- Given exercise: From the listing below, extract each line containing the string "likely".

________________________________________

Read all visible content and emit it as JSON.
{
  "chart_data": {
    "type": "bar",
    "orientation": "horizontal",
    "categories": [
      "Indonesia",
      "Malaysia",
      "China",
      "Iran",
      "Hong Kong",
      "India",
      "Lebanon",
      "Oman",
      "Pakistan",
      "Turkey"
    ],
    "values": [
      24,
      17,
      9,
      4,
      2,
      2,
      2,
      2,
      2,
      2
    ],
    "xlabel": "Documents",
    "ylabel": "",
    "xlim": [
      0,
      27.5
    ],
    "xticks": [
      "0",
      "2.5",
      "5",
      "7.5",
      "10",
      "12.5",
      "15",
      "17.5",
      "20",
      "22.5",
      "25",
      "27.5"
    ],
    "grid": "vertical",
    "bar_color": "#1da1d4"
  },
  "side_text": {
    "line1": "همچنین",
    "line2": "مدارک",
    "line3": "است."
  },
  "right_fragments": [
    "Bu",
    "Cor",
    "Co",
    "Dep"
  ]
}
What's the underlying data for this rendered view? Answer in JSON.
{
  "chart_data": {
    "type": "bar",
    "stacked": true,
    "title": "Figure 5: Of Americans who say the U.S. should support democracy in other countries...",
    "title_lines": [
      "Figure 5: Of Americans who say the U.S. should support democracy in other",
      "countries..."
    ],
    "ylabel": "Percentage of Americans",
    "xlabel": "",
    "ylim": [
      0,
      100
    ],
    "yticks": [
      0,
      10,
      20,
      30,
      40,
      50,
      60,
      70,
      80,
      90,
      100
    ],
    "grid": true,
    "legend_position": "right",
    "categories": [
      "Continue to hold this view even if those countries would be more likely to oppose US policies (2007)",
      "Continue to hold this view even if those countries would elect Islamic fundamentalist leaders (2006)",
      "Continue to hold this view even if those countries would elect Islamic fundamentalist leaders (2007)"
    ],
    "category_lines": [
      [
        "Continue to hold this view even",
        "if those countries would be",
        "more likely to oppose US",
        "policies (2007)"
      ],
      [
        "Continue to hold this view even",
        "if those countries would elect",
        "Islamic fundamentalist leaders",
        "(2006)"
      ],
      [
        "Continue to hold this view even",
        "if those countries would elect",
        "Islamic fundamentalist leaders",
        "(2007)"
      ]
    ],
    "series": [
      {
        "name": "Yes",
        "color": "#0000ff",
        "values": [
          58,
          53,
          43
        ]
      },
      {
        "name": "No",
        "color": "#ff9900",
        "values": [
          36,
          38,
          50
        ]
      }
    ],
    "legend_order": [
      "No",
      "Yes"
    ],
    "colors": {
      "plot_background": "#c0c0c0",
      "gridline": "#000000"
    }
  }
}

________________________________________

- Result of the task:
      "Continue to hold this view even if those countries would be more likely to oppose US policies (2007)",
        "more likely to oppose US",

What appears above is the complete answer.